Print the records below exactly as they appear.

Stored records
::::
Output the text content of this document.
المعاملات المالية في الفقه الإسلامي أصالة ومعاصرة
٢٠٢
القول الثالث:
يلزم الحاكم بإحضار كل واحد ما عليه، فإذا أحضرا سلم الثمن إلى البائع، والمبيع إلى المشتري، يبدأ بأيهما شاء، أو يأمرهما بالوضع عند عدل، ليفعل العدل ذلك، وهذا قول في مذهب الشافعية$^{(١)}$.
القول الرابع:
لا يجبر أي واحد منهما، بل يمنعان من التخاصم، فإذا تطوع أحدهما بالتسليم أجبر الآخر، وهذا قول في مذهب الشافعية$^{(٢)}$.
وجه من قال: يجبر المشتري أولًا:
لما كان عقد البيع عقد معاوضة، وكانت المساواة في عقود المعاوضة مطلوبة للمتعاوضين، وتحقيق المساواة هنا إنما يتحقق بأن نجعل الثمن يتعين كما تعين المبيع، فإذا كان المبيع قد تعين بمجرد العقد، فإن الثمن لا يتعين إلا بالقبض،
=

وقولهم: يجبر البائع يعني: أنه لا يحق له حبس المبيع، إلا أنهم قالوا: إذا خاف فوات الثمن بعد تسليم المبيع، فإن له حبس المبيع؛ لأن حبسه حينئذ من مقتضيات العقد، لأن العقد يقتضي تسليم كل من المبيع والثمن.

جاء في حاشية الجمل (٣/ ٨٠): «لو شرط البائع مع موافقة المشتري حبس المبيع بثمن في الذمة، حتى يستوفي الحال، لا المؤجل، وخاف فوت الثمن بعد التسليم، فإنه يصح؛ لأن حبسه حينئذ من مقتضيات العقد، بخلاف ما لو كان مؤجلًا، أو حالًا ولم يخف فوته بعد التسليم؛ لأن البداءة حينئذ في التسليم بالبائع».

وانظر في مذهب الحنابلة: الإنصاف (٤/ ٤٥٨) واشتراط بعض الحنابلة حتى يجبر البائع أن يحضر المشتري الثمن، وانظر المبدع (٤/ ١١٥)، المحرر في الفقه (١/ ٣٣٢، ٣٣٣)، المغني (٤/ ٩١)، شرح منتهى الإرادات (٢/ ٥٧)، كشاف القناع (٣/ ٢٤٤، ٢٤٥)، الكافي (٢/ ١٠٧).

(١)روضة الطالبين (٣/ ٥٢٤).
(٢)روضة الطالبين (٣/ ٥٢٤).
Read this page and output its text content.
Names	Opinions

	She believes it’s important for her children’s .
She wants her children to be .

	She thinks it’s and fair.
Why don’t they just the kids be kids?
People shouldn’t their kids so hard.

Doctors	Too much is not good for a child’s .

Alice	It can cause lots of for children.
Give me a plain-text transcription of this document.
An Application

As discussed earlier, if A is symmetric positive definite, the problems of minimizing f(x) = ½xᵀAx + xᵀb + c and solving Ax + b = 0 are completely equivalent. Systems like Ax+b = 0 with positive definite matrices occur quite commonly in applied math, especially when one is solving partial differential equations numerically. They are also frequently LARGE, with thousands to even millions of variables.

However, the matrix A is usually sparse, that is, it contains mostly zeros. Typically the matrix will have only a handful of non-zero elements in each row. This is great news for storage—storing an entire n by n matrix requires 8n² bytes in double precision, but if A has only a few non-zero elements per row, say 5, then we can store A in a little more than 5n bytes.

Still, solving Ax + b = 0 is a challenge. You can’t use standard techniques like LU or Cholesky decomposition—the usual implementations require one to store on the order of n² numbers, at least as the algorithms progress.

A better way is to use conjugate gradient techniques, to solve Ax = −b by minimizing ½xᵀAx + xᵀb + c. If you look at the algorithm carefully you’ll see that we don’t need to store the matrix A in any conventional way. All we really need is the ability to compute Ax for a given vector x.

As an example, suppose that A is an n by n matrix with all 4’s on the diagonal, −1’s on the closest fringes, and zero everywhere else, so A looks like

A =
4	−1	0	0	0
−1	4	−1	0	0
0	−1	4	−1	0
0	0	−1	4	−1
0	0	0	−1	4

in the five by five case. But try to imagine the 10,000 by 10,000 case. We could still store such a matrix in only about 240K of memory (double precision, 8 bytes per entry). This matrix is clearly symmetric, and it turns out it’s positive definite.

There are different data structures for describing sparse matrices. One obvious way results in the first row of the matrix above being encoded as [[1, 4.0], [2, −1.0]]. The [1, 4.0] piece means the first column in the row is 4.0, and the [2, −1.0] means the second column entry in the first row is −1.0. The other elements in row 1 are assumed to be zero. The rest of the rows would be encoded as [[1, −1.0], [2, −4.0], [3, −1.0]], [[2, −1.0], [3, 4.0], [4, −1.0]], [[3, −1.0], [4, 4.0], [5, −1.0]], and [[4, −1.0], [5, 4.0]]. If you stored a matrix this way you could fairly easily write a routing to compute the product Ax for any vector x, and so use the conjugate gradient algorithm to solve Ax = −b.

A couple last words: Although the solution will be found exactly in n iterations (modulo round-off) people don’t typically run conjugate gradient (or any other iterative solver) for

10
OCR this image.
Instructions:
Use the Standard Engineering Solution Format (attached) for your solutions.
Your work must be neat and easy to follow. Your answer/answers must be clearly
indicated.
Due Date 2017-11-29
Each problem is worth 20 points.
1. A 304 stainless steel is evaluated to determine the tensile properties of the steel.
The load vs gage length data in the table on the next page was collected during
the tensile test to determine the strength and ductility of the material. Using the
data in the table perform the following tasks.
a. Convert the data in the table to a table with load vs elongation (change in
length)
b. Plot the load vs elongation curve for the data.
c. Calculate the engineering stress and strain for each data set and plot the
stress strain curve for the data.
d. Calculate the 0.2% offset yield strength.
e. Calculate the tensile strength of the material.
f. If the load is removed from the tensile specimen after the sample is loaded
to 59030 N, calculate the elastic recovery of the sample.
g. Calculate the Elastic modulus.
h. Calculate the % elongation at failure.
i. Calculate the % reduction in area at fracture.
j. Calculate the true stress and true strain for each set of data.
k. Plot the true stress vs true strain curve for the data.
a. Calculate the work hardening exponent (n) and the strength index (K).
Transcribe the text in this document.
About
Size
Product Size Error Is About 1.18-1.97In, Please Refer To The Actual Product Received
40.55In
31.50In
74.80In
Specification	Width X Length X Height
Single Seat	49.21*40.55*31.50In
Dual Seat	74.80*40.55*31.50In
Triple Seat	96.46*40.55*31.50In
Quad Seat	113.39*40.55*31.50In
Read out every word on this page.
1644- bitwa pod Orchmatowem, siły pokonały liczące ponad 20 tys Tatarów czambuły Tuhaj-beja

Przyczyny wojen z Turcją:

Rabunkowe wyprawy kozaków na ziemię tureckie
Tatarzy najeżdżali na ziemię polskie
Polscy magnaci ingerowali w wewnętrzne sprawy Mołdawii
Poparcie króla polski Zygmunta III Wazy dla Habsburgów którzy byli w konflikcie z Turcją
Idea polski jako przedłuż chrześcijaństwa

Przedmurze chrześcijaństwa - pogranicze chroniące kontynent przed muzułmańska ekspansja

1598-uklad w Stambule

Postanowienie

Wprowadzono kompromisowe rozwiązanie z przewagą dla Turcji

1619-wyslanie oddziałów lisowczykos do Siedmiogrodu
::::
▶ Worked solution
Output the text content of this document.
المعاملات المالية في الفقه الإسلامي أصالة ومعاصرة
٢٠٢
القول الثالث:
يلزم الحاكم بإحضار كل واحد ما عليه، فإذا أحضرا سلم الثمن إلى البائع، والمبيع إلى المشتري، يبدأ بأيهما شاء، أو يأمرهما بالوضع عند عدل، ليفعل العدل ذلك، وهذا قول في مذهب الشافعية$^{(١)}$.
القول الرابع:
لا يجبر أي واحد منهما، بل يمنعان من التخاصم، فإذا تطوع أحدهما بالتسليم أجبر الآخر، وهذا قول في مذهب الشافعية$^{(٢)}$.
وجه من قال: يجبر المشتري أولًا:
لما كان عقد البيع عقد معاوضة، وكانت المساواة في عقود المعاوضة مطلوبة للمتعاوضين، وتحقيق المساواة هنا إنما يتحقق بأن نجعل الثمن يتعين كما تعين المبيع، فإذا كان المبيع قد تعين بمجرد العقد، فإن الثمن لا يتعين إلا بالقبض،
=

وقولهم: يجبر البائع يعني: أنه لا يحق له حبس المبيع، إلا أنهم قالوا: إذا خاف فوات الثمن بعد تسليم المبيع، فإن له حبس المبيع؛ لأن حبسه حينئذ من مقتضيات العقد، لأن العقد يقتضي تسليم كل من المبيع والثمن.

جاء في حاشية الجمل (٣/ ٨٠): «لو شرط البائع مع موافقة المشتري حبس المبيع بثمن في الذمة، حتى يستوفي الحال، لا المؤجل، وخاف فوت الثمن بعد التسليم، فإنه يصح؛ لأن حبسه حينئذ من مقتضيات العقد، بخلاف ما لو كان مؤجلًا، أو حالًا ولم يخف فوته بعد التسليم؛ لأن البداءة حينئذ في التسليم بالبائع».

وانظر في مذهب الحنابلة: الإنصاف (٤/ ٤٥٨) واشتراط بعض الحنابلة حتى يجبر البائع أن يحضر المشتري الثمن، وانظر المبدع (٤/ ١١٥)، المحرر في الفقه (١/ ٣٣٢، ٣٣٣)، المغني (٤/ ٩١)، شرح منتهى الإرادات (٢/ ٥٧)، كشاف القناع (٣/ ٢٤٤، ٢٤٥)، الكافي (٢/ ١٠٧).

(١)روضة الطالبين (٣/ ٥٢٤).
(٢)روضة الطالبين (٣/ ٥٢٤).
Read this page and output its text content.
Names	Opinions

	She believes it’s important for her children’s .
She wants her children to be .

	She thinks it’s and fair.
Why don’t they just the kids be kids?
People shouldn’t their kids so hard.

Doctors	Too much is not good for a child’s .

Alice	It can cause lots of for children.
Give me a plain-text transcription of this document.
An Application

As discussed earlier, if A is symmetric positive definite, the problems of minimizing f(x) = ½xᵀAx + xᵀb + c and solving Ax + b = 0 are completely equivalent. Systems like Ax+b = 0 with positive definite matrices occur quite commonly in applied math, especially when one is solving partial differential equations numerically. They are also frequently LARGE, with thousands to even millions of variables.

However, the matrix A is usually sparse, that is, it contains mostly zeros. Typically the matrix will have only a handful of non-zero elements in each row. This is great news for storage—storing an entire n by n matrix requires 8n² bytes in double precision, but if A has only a few non-zero elements per row, say 5, then we can store A in a little more than 5n bytes.

Still, solving Ax + b = 0 is a challenge. You can’t use standard techniques like LU or Cholesky decomposition—the usual implementations require one to store on the order of n² numbers, at least as the algorithms progress.

A better way is to use conjugate gradient techniques, to solve Ax = −b by minimizing ½xᵀAx + xᵀb + c. If you look at the algorithm carefully you’ll see that we don’t need to store the matrix A in any conventional way. All we really need is the ability to compute Ax for a given vector x.

As an example, suppose that A is an n by n matrix with all 4’s on the diagonal, −1’s on the closest fringes, and zero everywhere else, so A looks like

A =
4	−1	0	0	0
−1	4	−1	0	0
0	−1	4	−1	0
0	0	−1	4	−1
0	0	0	−1	4

in the five by five case. But try to imagine the 10,000 by 10,000 case. We could still store such a matrix in only about 240K of memory (double precision, 8 bytes per entry). This matrix is clearly symmetric, and it turns out it’s positive definite.

There are different data structures for describing sparse matrices. One obvious way results in the first row of the matrix above being encoded as [[1, 4.0], [2, −1.0]]. The [1, 4.0] piece means the first column in the row is 4.0, and the [2, −1.0] means the second column entry in the first row is −1.0. The other elements in row 1 are assumed to be zero. The rest of the rows would be encoded as [[1, −1.0], [2, −4.0], [3, −1.0]], [[2, −1.0], [3, 4.0], [4, −1.0]], [[3, −1.0], [4, 4.0], [5, −1.0]], and [[4, −1.0], [5, 4.0]]. If you stored a matrix this way you could fairly easily write a routing to compute the product Ax for any vector x, and so use the conjugate gradient algorithm to solve Ax = −b.

A couple last words: Although the solution will be found exactly in n iterations (modulo round-off) people don’t typically run conjugate gradient (or any other iterative solver) for

10
OCR this image.
Instructions:
Use the Standard Engineering Solution Format (attached) for your solutions.
Your work must be neat and easy to follow. Your answer/answers must be clearly
indicated.
Due Date 2017-11-29
Each problem is worth 20 points.
1. A 304 stainless steel is evaluated to determine the tensile properties of the steel.
The load vs gage length data in the table on the next page was collected during
the tensile test to determine the strength and ductility of the material. Using the
data in the table perform the following tasks.
a. Convert the data in the table to a table with load vs elongation (change in
length)
b. Plot the load vs elongation curve for the data.
c. Calculate the engineering stress and strain for each data set and plot the
stress strain curve for the data.
d. Calculate the 0.2% offset yield strength.
e. Calculate the tensile strength of the material.
f. If the load is removed from the tensile specimen after the sample is loaded
to 59030 N, calculate the elastic recovery of the sample.
g. Calculate the Elastic modulus.
h. Calculate the % elongation at failure.
i. Calculate the % reduction in area at fracture.
j. Calculate the true stress and true strain for each set of data.
k. Plot the true stress vs true strain curve for the data.
a. Calculate the work hardening exponent (n) and the strength index (K).
Transcribe the text in this document.
About
Size
Product Size Error Is About 1.18-1.97In, Please Refer To The Actual Product Received
40.55In
31.50In
74.80In
Specification	Width X Length X Height
Single Seat	49.21*40.55*31.50In
Dual Seat	74.80*40.55*31.50In
Triple Seat	96.46*40.55*31.50In
Quad Seat	113.39*40.55*31.50In
Read out every word on this page.
1644- bitwa pod Orchmatowem, siły pokonały liczące ponad 20 tys Tatarów czambuły Tuhaj-beja

Przyczyny wojen z Turcją:

Rabunkowe wyprawy kozaków na ziemię tureckie
Tatarzy najeżdżali na ziemię polskie
Polscy magnaci ingerowali w wewnętrzne sprawy Mołdawii
Poparcie króla polski Zygmunta III Wazy dla Habsburgów którzy byli w konflikcie z Turcją
Idea polski jako przedłuż chrześcijaństwa

Przedmurze chrześcijaństwa - pogranicze chroniące kontynent przed muzułmańska ekspansja

1598-uklad w Stambule

Postanowienie

Wprowadzono kompromisowe rozwiązanie z przewagą dla Turcji

1619-wyslanie oddziałów lisowczykos do Siedmiogrodu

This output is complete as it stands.